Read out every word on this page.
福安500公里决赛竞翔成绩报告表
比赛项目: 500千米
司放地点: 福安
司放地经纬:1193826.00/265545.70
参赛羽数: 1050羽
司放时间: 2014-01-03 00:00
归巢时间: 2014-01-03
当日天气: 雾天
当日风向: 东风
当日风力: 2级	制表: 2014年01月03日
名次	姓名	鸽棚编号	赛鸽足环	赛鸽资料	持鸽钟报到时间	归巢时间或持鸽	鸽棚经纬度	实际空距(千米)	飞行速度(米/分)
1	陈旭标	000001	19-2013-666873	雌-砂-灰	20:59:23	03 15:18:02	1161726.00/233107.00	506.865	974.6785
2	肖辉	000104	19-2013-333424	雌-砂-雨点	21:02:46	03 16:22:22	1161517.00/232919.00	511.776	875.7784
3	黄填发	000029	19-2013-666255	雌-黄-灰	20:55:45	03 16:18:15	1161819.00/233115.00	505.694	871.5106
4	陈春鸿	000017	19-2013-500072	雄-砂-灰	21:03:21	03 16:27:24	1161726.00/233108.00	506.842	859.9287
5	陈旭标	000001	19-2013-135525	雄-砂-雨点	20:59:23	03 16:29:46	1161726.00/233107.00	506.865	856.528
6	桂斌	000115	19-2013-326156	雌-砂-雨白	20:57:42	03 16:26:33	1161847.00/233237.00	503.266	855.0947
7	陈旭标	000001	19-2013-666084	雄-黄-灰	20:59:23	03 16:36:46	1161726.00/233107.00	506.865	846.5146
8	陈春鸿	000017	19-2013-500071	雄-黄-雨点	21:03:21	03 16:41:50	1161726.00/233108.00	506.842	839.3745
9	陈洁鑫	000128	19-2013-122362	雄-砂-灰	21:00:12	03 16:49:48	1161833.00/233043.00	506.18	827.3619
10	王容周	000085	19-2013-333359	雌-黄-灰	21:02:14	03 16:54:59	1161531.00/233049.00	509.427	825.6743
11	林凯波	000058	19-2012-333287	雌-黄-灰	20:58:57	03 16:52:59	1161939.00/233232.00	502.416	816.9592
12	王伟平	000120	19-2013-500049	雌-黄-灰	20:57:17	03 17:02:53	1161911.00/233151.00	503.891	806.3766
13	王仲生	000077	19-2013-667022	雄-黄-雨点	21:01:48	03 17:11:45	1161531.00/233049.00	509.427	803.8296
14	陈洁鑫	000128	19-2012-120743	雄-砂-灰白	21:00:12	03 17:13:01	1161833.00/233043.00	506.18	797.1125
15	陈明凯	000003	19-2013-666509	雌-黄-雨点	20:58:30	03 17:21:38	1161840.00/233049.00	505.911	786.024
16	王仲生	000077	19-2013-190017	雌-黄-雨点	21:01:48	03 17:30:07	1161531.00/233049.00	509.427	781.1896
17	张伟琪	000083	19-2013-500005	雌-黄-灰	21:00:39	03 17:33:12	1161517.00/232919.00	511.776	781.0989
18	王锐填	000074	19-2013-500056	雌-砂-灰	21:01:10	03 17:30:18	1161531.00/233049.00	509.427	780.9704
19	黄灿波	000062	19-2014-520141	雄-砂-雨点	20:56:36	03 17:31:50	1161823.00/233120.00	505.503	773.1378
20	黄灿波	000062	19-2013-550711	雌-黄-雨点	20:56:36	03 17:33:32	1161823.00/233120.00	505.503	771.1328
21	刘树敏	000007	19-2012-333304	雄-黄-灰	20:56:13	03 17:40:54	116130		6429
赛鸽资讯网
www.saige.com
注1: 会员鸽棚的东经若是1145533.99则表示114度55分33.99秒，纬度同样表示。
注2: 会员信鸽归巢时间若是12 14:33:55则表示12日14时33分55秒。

::::::::::

* Description of the task
Repeat the records above exactly.

* Result
Read out every word on this page.
福安500公里决赛竞翔成绩报告表
比赛项目: 500千米
司放地点: 福安
司放地经纬:1193826.00/265545.70
参赛羽数: 1050羽
司放时间: 2014-01-03 00:00
归巢时间: 2014-01-03
当日天气: 雾天
当日风向: 东风
当日风力: 2级	制表: 2014年01月03日
名次	姓名	鸽棚编号	赛鸽足环	赛鸽资料	持鸽钟报到时间	归巢时间或持鸽	鸽棚经纬度	实际空距(千米)	飞行速度(米/分)
1	陈旭标	000001	19-2013-666873	雌-砂-灰	20:59:23	03 15:18:02	1161726.00/233107.00	506.865	974.6785
2	肖辉	000104	19-2013-333424	雌-砂-雨点	21:02:46	03 16:22:22	1161517.00/232919.00	511.776	875.7784
3	黄填发	000029	19-2013-666255	雌-黄-灰	20:55:45	03 16:18:15	1161819.00/233115.00	505.694	871.5106
4	陈春鸿	000017	19-2013-500072	雄-砂-灰	21:03:21	03 16:27:24	1161726.00/233108.00	506.842	859.9287
5	陈旭标	000001	19-2013-135525	雄-砂-雨点	20:59:23	03 16:29:46	1161726.00/233107.00	506.865	856.528
6	桂斌	000115	19-2013-326156	雌-砂-雨白	20:57:42	03 16:26:33	1161847.00/233237.00	503.266	855.0947
7	陈旭标	000001	19-2013-666084	雄-黄-灰	20:59:23	03 16:36:46	1161726.00/233107.00	506.865	846.5146
8	陈春鸿	000017	19-2013-500071	雄-黄-雨点	21:03:21	03 16:41:50	1161726.00/233108.00	506.842	839.3745
9	陈洁鑫	000128	19-2013-122362	雄-砂-灰	21:00:12	03 16:49:48	1161833.00/233043.00	506.18	827.3619
10	王容周	000085	19-2013-333359	雌-黄-灰	21:02:14	03 16:54:59	1161531.00/233049.00	509.427	825.6743
11	林凯波	000058	19-2012-333287	雌-黄-灰	20:58:57	03 16:52:59	1161939.00/233232.00	502.416	816.9592
12	王伟平	000120	19-2013-500049	雌-黄-灰	20:57:17	03 17:02:53	1161911.00/233151.00	503.891	806.3766
13	王仲生	000077	19-2013-667022	雄-黄-雨点	21:01:48	03 17:11:45	1161531.00/233049.00	509.427	803.8296
14	陈洁鑫	000128	19-2012-120743	雄-砂-灰白	21:00:12	03 17:13:01	1161833.00/233043.00	506.18	797.1125
15	陈明凯	000003	19-2013-666509	雌-黄-雨点	20:58:30	03 17:21:38	1161840.00/233049.00	505.911	786.024
16	王仲生	000077	19-2013-190017	雌-黄-雨点	21:01:48	03 17:30:07	1161531.00/233049.00	509.427	781.1896
17	张伟琪	000083	19-2013-500005	雌-黄-灰	21:00:39	03 17:33:12	1161517.00/232919.00	511.776	781.0989
18	王锐填	000074	19-2013-500056	雌-砂-灰	21:01:10	03 17:30:18	1161531.00/233049.00	509.427	780.9704
19	黄灿波	000062	19-2014-520141	雄-砂-雨点	20:56:36	03 17:31:50	1161823.00/233120.00	505.503	773.1378
20	黄灿波	000062	19-2013-550711	雌-黄-雨点	20:56:36	03 17:33:32	1161823.00/233120.00	505.503	771.1328
21	刘树敏	000007	19-2012-333304	雄-黄-灰	20:56:13	03 17:40:54	116130		6429
赛鸽资讯网
www.saige.com
注1: 会员鸽棚的东经若是1145533.99则表示114度55分33.99秒，纬度同样表示。
注2: 会员信鸽归巢时间若是12 14:33:55则表示12日14时33分55秒。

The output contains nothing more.